**Exercise task**
Transcribe everything in the data word for word. Pictures are left out.

**Source material**

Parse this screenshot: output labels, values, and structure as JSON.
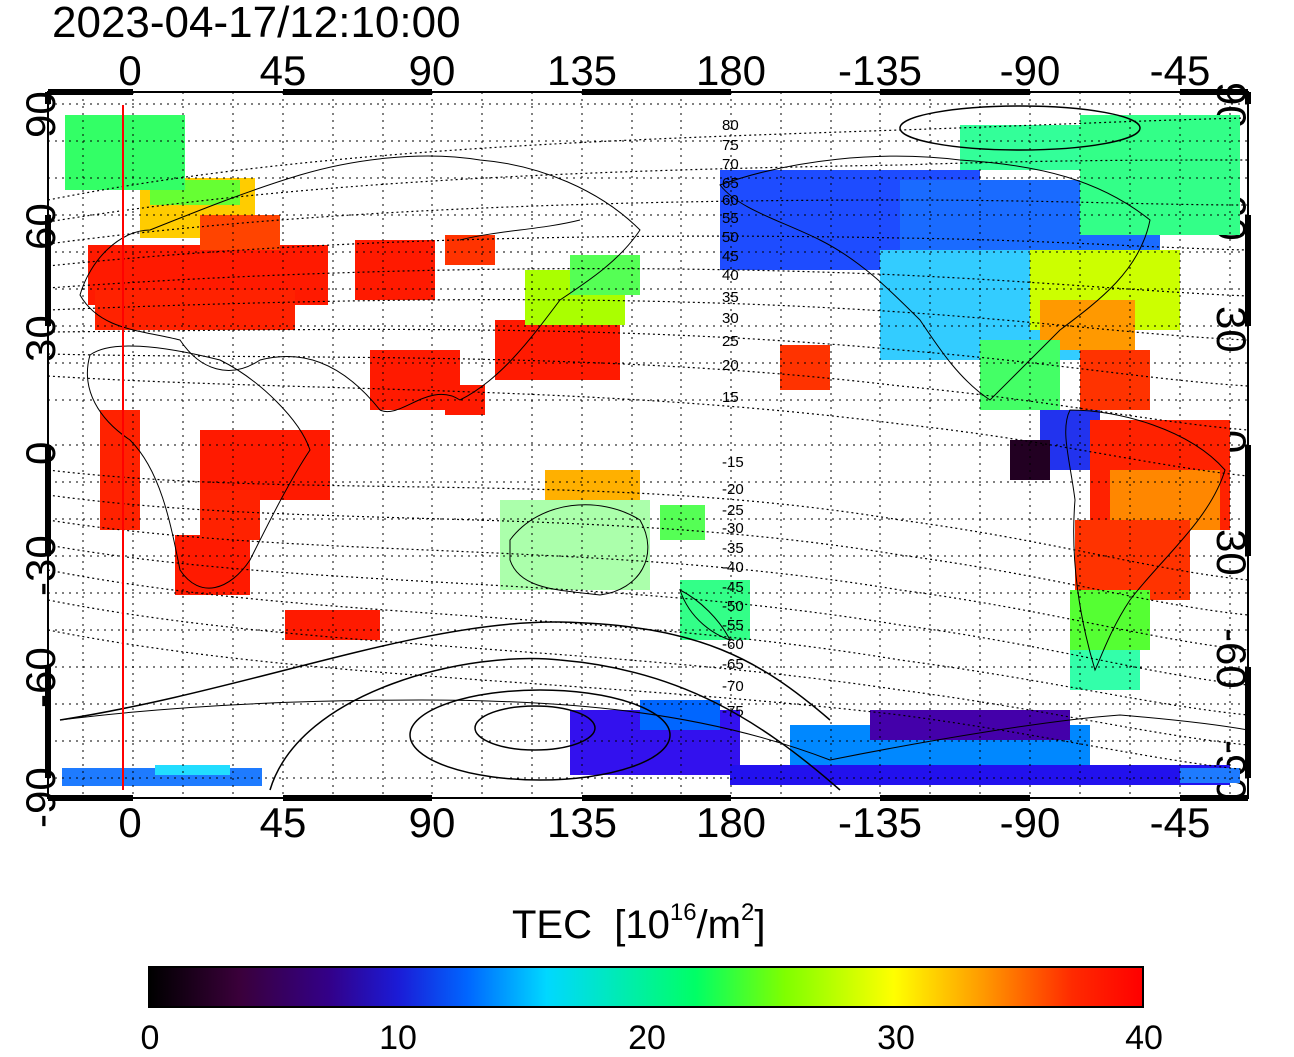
{
  "timestamp": "2023-04-17/12:10:00",
  "axes": {
    "lon_ticks": [
      "0",
      "45",
      "90",
      "135",
      "180",
      "-135",
      "-90",
      "-45"
    ],
    "lat_ticks_left": [
      "90",
      "60",
      "30",
      "0",
      "-30",
      "-60",
      "-90"
    ],
    "lat_ticks_right": [
      "90",
      "60",
      "30",
      "0",
      "-30",
      "-60",
      "-90"
    ],
    "map_lon_range": [
      -25,
      335
    ],
    "map_lat_range": [
      -95,
      95
    ]
  },
  "magnetic_latitude_labels": [
    "80",
    "75",
    "70",
    "65",
    "60",
    "55",
    "50",
    "45",
    "40",
    "35",
    "30",
    "25",
    "20",
    "15",
    "-15",
    "-20",
    "-25",
    "-30",
    "-35",
    "-40",
    "-45",
    "-50",
    "-55",
    "-60",
    "-65",
    "-70",
    "-75"
  ],
  "colorbar": {
    "title": "TEC",
    "unit_base": "[10",
    "unit_exp": "16",
    "unit_mid": "/m",
    "unit_exp2": "2",
    "unit_end": "]",
    "tick_labels": [
      "0",
      "10",
      "20",
      "30",
      "40"
    ],
    "range": [
      0,
      40
    ],
    "colors": [
      "#000000",
      "#330088",
      "#0066ff",
      "#00d8ff",
      "#00ff66",
      "#ffff00",
      "#ff9900",
      "#ff0000"
    ]
  },
  "marker": {
    "lon": -2,
    "color": "#ff0000"
  }
}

**Correct result**
Parse this screenshot: output labels, values, and structure as JSON.
{
  "timestamp": "2023-04-17/12:10:00",
  "axes": {
    "lon_ticks": [
      "0",
      "45",
      "90",
      "135",
      "180",
      "-135",
      "-90",
      "-45"
    ],
    "lat_ticks_left": [
      "90",
      "60",
      "30",
      "0",
      "-30",
      "-60",
      "-90"
    ],
    "lat_ticks_right": [
      "90",
      "60",
      "30",
      "0",
      "-30",
      "-60",
      "-90"
    ],
    "map_lon_range": [
      -25,
      335
    ],
    "map_lat_range": [
      -95,
      95
    ]
  },
  "magnetic_latitude_labels": [
    "80",
    "75",
    "70",
    "65",
    "60",
    "55",
    "50",
    "45",
    "40",
    "35",
    "30",
    "25",
    "20",
    "15",
    "-15",
    "-20",
    "-25",
    "-30",
    "-35",
    "-40",
    "-45",
    "-50",
    "-55",
    "-60",
    "-65",
    "-70",
    "-75"
  ],
  "colorbar": {
    "title": "TEC",
    "unit_base": "[10",
    "unit_exp": "16",
    "unit_mid": "/m",
    "unit_exp2": "2",
    "unit_end": "]",
    "tick_labels": [
      "0",
      "10",
      "20",
      "30",
      "40"
    ],
    "range": [
      0,
      40
    ],
    "colors": [
      "#000000",
      "#330088",
      "#0066ff",
      "#00d8ff",
      "#00ff66",
      "#ffff00",
      "#ff9900",
      "#ff0000"
    ]
  },
  "marker": {
    "lon": -2,
    "color": "#ff0000"
  }
}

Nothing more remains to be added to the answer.